#### [Page element annotations]
────

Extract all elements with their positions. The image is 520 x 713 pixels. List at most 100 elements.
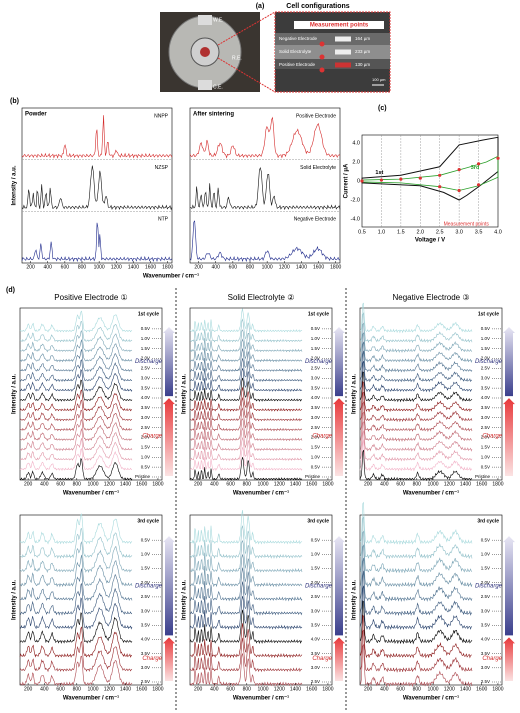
spectrum bbox=[359, 400, 473, 432]
spectrum bbox=[359, 614, 472, 659]
discharge-arrow bbox=[333, 326, 345, 397]
voltage-label: 3.0V bbox=[481, 608, 490, 613]
terminal bbox=[198, 80, 212, 90]
spectrum bbox=[19, 568, 133, 602]
x-tick-label: 1.5 bbox=[397, 229, 405, 235]
photo-label: R.E. bbox=[232, 55, 242, 61]
cycle-label: 1st cycle bbox=[138, 311, 159, 317]
voltage-label: 1.5V bbox=[311, 566, 320, 571]
spectrum bbox=[359, 332, 473, 363]
spectrum bbox=[359, 350, 473, 383]
spectrum bbox=[359, 516, 473, 560]
voltage-label: 2.5V bbox=[141, 679, 150, 684]
discharge-arrow bbox=[503, 326, 515, 397]
voltage-label: Pristine bbox=[135, 474, 151, 479]
trace-label: NTP bbox=[158, 217, 169, 223]
arrow-label: Charge bbox=[482, 656, 502, 662]
spectrum bbox=[19, 310, 133, 333]
x-tick-label: 400 bbox=[40, 481, 49, 487]
x-tick-label: 1200 bbox=[274, 686, 285, 692]
voltage-label: 4.0V bbox=[481, 637, 490, 642]
x-tick-label: 600 bbox=[226, 481, 235, 487]
legend-box bbox=[294, 21, 384, 29]
voltage-label: Pristine bbox=[305, 474, 321, 479]
x-axis-label: Wavenumber / cm⁻¹ bbox=[233, 490, 289, 497]
layer-thickness: 164 µm bbox=[355, 36, 370, 41]
x-tick-label: 2.0 bbox=[416, 229, 424, 235]
charge-arrow bbox=[333, 637, 345, 681]
x-tick-label: 600 bbox=[56, 686, 65, 692]
spectrum bbox=[359, 570, 473, 617]
x-axis-label: Voltage / V bbox=[415, 238, 445, 244]
voltage-label: 2.0V bbox=[141, 356, 150, 361]
voltage-label: 1.0V bbox=[481, 552, 490, 557]
voltage-label: 3.5V bbox=[311, 622, 320, 627]
arrow-label: Discharge bbox=[135, 583, 163, 589]
layer-name: Negative Electrode bbox=[279, 36, 318, 41]
x-tick-label: 1200 bbox=[279, 264, 290, 270]
marker bbox=[335, 36, 351, 42]
arrow-label: Discharge bbox=[305, 583, 333, 589]
y-tick-label: 4.0 bbox=[352, 140, 360, 146]
x-tick-label: 1400 bbox=[290, 481, 301, 487]
voltage-label: 3.0V bbox=[481, 375, 490, 380]
spectrum bbox=[19, 369, 133, 392]
panel-label: (b) bbox=[10, 98, 19, 105]
voltage-label: 2.0V bbox=[311, 356, 320, 361]
voltage-label: 3.0V bbox=[311, 608, 320, 613]
spectrum bbox=[19, 597, 133, 630]
y-tick-label: 2.0 bbox=[352, 159, 360, 165]
photo-label: C.E. bbox=[213, 84, 223, 90]
voltage-label: 4.0V bbox=[311, 395, 320, 400]
x-tick-label: 1.0 bbox=[378, 229, 386, 235]
measurement-point bbox=[399, 177, 403, 181]
plot-title: After sintering bbox=[193, 112, 234, 118]
voltage-label: 3.5V bbox=[481, 651, 490, 656]
voltage-label: 3.5V bbox=[311, 405, 320, 410]
spectrum bbox=[189, 418, 303, 442]
spectrum bbox=[189, 377, 303, 402]
x-tick-label: 800 bbox=[73, 686, 82, 692]
arrow-label: Charge bbox=[142, 656, 162, 662]
x-tick-label: 600 bbox=[226, 686, 235, 692]
layer bbox=[275, 33, 390, 45]
x-tick-label: 800 bbox=[413, 686, 422, 692]
voltage-label: 1.0V bbox=[311, 552, 320, 557]
plot-frame bbox=[359, 307, 503, 481]
voltage-label: 3.0V bbox=[141, 608, 150, 613]
plot-frame bbox=[189, 307, 333, 481]
arrow-label: Charge bbox=[482, 434, 502, 440]
spectrum bbox=[189, 447, 303, 471]
measurement-point bbox=[438, 173, 442, 177]
voltage-label: 2.5V bbox=[141, 594, 150, 599]
voltage-label: 3.0V bbox=[311, 375, 320, 380]
spectrum bbox=[189, 457, 303, 481]
spectrum bbox=[189, 397, 303, 422]
voltage-label: 2.5V bbox=[481, 425, 490, 430]
x-tick-label: 1200 bbox=[111, 264, 122, 270]
spectrum bbox=[19, 399, 133, 422]
point bbox=[319, 41, 325, 47]
spectrum bbox=[21, 115, 173, 159]
x-tick-label: 1800 bbox=[330, 264, 341, 270]
arrow-label: Discharge bbox=[135, 359, 163, 365]
spectrum bbox=[359, 311, 473, 344]
spectrum bbox=[189, 116, 341, 159]
x-tick-label: 200 bbox=[26, 264, 35, 270]
spectrum bbox=[189, 637, 303, 673]
spectrum bbox=[21, 165, 173, 211]
x-tick-label: 1600 bbox=[476, 686, 487, 692]
x-tick-label: 1800 bbox=[152, 481, 163, 487]
annotation: 3rd bbox=[471, 165, 480, 171]
x-tick-label: 2.5 bbox=[436, 229, 444, 235]
photo-label: W.E. bbox=[213, 17, 224, 23]
y-tick-label: -4.0 bbox=[351, 216, 360, 222]
voltage-label: 2.0V bbox=[481, 580, 490, 585]
x-tick-label: 1600 bbox=[306, 686, 317, 692]
voltage-label: 1.0V bbox=[481, 336, 490, 341]
charge-arrow bbox=[503, 637, 515, 681]
x-tick-label: 200 bbox=[364, 481, 373, 487]
voltage-label: 0.5V bbox=[141, 537, 150, 542]
x-tick-label: 3.5 bbox=[475, 229, 483, 235]
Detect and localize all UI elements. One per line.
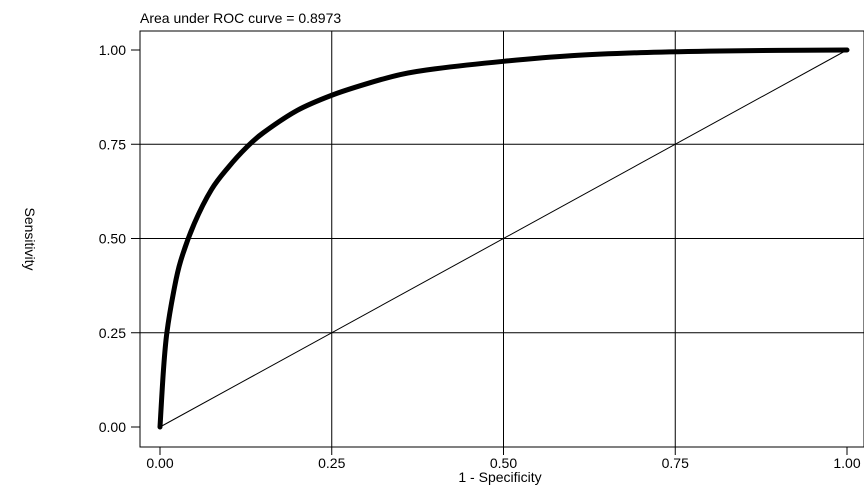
x-tick-label: 0.00 <box>146 455 173 471</box>
x-tick-label: 1.00 <box>833 455 860 471</box>
x-axis-label: 1 - Specificity <box>458 469 541 485</box>
y-tick-label: 0.00 <box>99 419 126 435</box>
chart-title: Area under ROC curve = 0.8973 <box>140 10 341 26</box>
reference-diagonal-line <box>159 49 848 428</box>
x-tick-label: 0.75 <box>662 455 689 471</box>
x-tick-label: 0.50 <box>490 455 517 471</box>
plot-area <box>139 30 864 448</box>
y-axis: 0.00 0.25 0.50 0.75 1.00 <box>99 42 140 435</box>
y-tick-label: 1.00 <box>99 42 126 58</box>
y-tick-label: 0.75 <box>99 136 126 152</box>
x-axis: 0.00 0.25 0.50 0.75 1.00 <box>146 447 861 471</box>
grid <box>140 31 864 447</box>
y-tick-label: 0.25 <box>99 325 126 341</box>
roc-curve-line <box>157 47 850 430</box>
y-tick-label: 0.50 <box>99 231 126 247</box>
series-layer <box>157 47 850 430</box>
y-axis-label: Sensitivity <box>22 207 38 270</box>
x-tick-label: 0.25 <box>318 455 345 471</box>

────

Rewrite the listing above, switching every "spectrum" to "spectral-curve" and keeping everything else the same. Omit the pictures from your version.

Extract all elements with their positions. The image is 520 x 713 pixels. List at most 100 elements.
spectral-curve bbox=[359, 400, 473, 432]
spectral-curve bbox=[359, 614, 472, 659]
discharge-arrow bbox=[333, 326, 345, 397]
voltage-label: 3.0V bbox=[481, 608, 490, 613]
terminal bbox=[198, 80, 212, 90]
spectral-curve bbox=[19, 568, 133, 602]
x-tick-label: 1.5 bbox=[397, 229, 405, 235]
photo-label: R.E. bbox=[232, 55, 242, 61]
cycle-label: 1st cycle bbox=[138, 311, 159, 317]
voltage-label: 1.5V bbox=[311, 566, 320, 571]
spectral-curve bbox=[359, 332, 473, 363]
spectral-curve bbox=[359, 350, 473, 383]
spectral-curve bbox=[359, 516, 473, 560]
voltage-label: 2.5V bbox=[141, 679, 150, 684]
discharge-arrow bbox=[503, 326, 515, 397]
voltage-label: Pristine bbox=[135, 474, 151, 479]
trace-label: NTP bbox=[158, 217, 169, 223]
arrow-label: Charge bbox=[482, 656, 502, 662]
spectral-curve bbox=[19, 310, 133, 333]
x-tick-label: 400 bbox=[40, 481, 49, 487]
x-tick-label: 1200 bbox=[274, 686, 285, 692]
voltage-label: 4.0V bbox=[481, 637, 490, 642]
x-tick-label: 600 bbox=[226, 481, 235, 487]
legend-box bbox=[294, 21, 384, 29]
voltage-label: Pristine bbox=[305, 474, 321, 479]
x-axis-label: Wavenumber / cm⁻¹ bbox=[233, 490, 289, 497]
layer-thickness: 164 µm bbox=[355, 36, 370, 41]
x-tick-label: 2.0 bbox=[416, 229, 424, 235]
charge-arrow bbox=[333, 637, 345, 681]
x-tick-label: 600 bbox=[56, 686, 65, 692]
spectral-curve bbox=[359, 570, 473, 617]
x-axis-label: Voltage / V bbox=[415, 238, 445, 244]
voltage-label: 2.0V bbox=[141, 356, 150, 361]
voltage-label: 1.0V bbox=[481, 552, 490, 557]
voltage-label: 3.5V bbox=[311, 622, 320, 627]
arrow-label: Discharge bbox=[135, 583, 163, 589]
layer-name: Negative Electrode bbox=[279, 36, 318, 41]
x-tick-label: 1200 bbox=[279, 264, 290, 270]
marker bbox=[335, 36, 351, 42]
arrow-label: Discharge bbox=[305, 583, 333, 589]
y-tick-label: 4.0 bbox=[352, 140, 360, 146]
x-tick-label: 1400 bbox=[290, 481, 301, 487]
voltage-label: 3.0V bbox=[481, 375, 490, 380]
spectral-curve bbox=[19, 369, 133, 392]
panel-label: (b) bbox=[10, 98, 19, 105]
voltage-label: 2.0V bbox=[311, 356, 320, 361]
voltage-label: 3.0V bbox=[311, 608, 320, 613]
spectral-curve bbox=[19, 597, 133, 630]
y-tick-label: 2.0 bbox=[352, 159, 360, 165]
photo-label: C.E. bbox=[213, 84, 223, 90]
voltage-label: 4.0V bbox=[311, 395, 320, 400]
x-tick-label: 1.0 bbox=[378, 229, 386, 235]
measurement-point bbox=[399, 177, 403, 181]
plot-title: After sintering bbox=[193, 112, 234, 118]
voltage-label: 3.5V bbox=[481, 651, 490, 656]
voltage-label: 3.5V bbox=[311, 405, 320, 410]
spectral-curve bbox=[189, 418, 303, 442]
spectral-curve bbox=[189, 377, 303, 402]
x-tick-label: 800 bbox=[73, 686, 82, 692]
arrow-label: Charge bbox=[142, 656, 162, 662]
x-tick-label: 600 bbox=[226, 686, 235, 692]
layer bbox=[275, 33, 390, 45]
x-tick-label: 800 bbox=[413, 686, 422, 692]
voltage-label: 1.0V bbox=[311, 552, 320, 557]
plot-frame bbox=[359, 307, 503, 481]
voltage-label: 3.0V bbox=[141, 608, 150, 613]
plot-frame bbox=[189, 307, 333, 481]
arrow-label: Charge bbox=[482, 434, 502, 440]
spectral-curve bbox=[189, 447, 303, 471]
measurement-point bbox=[438, 173, 442, 177]
voltage-label: 2.5V bbox=[141, 594, 150, 599]
voltage-label: 3.0V bbox=[311, 375, 320, 380]
spectral-curve bbox=[189, 457, 303, 481]
spectral-curve bbox=[189, 397, 303, 422]
voltage-label: 2.5V bbox=[481, 425, 490, 430]
x-tick-label: 1200 bbox=[111, 264, 122, 270]
spectral-curve bbox=[19, 399, 133, 422]
point bbox=[319, 41, 325, 47]
spectral-curve bbox=[21, 115, 173, 159]
x-tick-label: 1800 bbox=[330, 264, 341, 270]
arrow-label: Discharge bbox=[135, 359, 163, 365]
spectral-curve bbox=[359, 311, 473, 344]
spectral-curve bbox=[189, 116, 341, 159]
x-tick-label: 200 bbox=[26, 264, 35, 270]
spectral-curve bbox=[189, 637, 303, 673]
spectral-curve bbox=[21, 165, 173, 211]
x-tick-label: 1600 bbox=[476, 686, 487, 692]
x-tick-label: 1800 bbox=[152, 481, 163, 487]
annotation: 3rd bbox=[471, 165, 480, 171]
x-tick-label: 2.5 bbox=[436, 229, 444, 235]
photo-label: W.E. bbox=[213, 17, 224, 23]
y-tick-label: -4.0 bbox=[351, 216, 360, 222]
voltage-label: 2.0V bbox=[481, 580, 490, 585]
x-tick-label: 1600 bbox=[306, 686, 317, 692]
voltage-label: 1.0V bbox=[481, 336, 490, 341]
charge-arrow bbox=[503, 637, 515, 681]
x-tick-label: 200 bbox=[364, 481, 373, 487]
voltage-label: 0.5V bbox=[141, 537, 150, 542]
x-tick-label: 3.5 bbox=[475, 229, 483, 235]
Detect and localize all UI elements. One per line.
x-tick-label: 0.00 <box>146 455 173 471</box>
x-tick-label: 1.00 <box>833 455 860 471</box>
x-axis-label: 1 - Specificity <box>458 469 541 485</box>
y-tick-label: 0.00 <box>99 419 126 435</box>
chart-title: Area under ROC curve = 0.8973 <box>140 10 341 26</box>
reference-diagonal-line <box>159 49 848 428</box>
x-tick-label: 0.75 <box>662 455 689 471</box>
x-tick-label: 0.50 <box>490 455 517 471</box>
plot-area <box>139 30 864 448</box>
y-axis: 0.00 0.25 0.50 0.75 1.00 <box>99 42 140 435</box>
y-tick-label: 1.00 <box>99 42 126 58</box>
y-tick-label: 0.75 <box>99 136 126 152</box>
x-axis: 0.00 0.25 0.50 0.75 1.00 <box>146 447 861 471</box>
grid <box>140 31 864 447</box>
y-tick-label: 0.25 <box>99 325 126 341</box>
roc-curve-line <box>157 47 850 430</box>
y-tick-label: 0.50 <box>99 231 126 247</box>
series-layer <box>157 47 850 430</box>
y-axis-label: Sensitivity <box>22 207 38 270</box>
x-tick-label: 0.25 <box>318 455 345 471</box>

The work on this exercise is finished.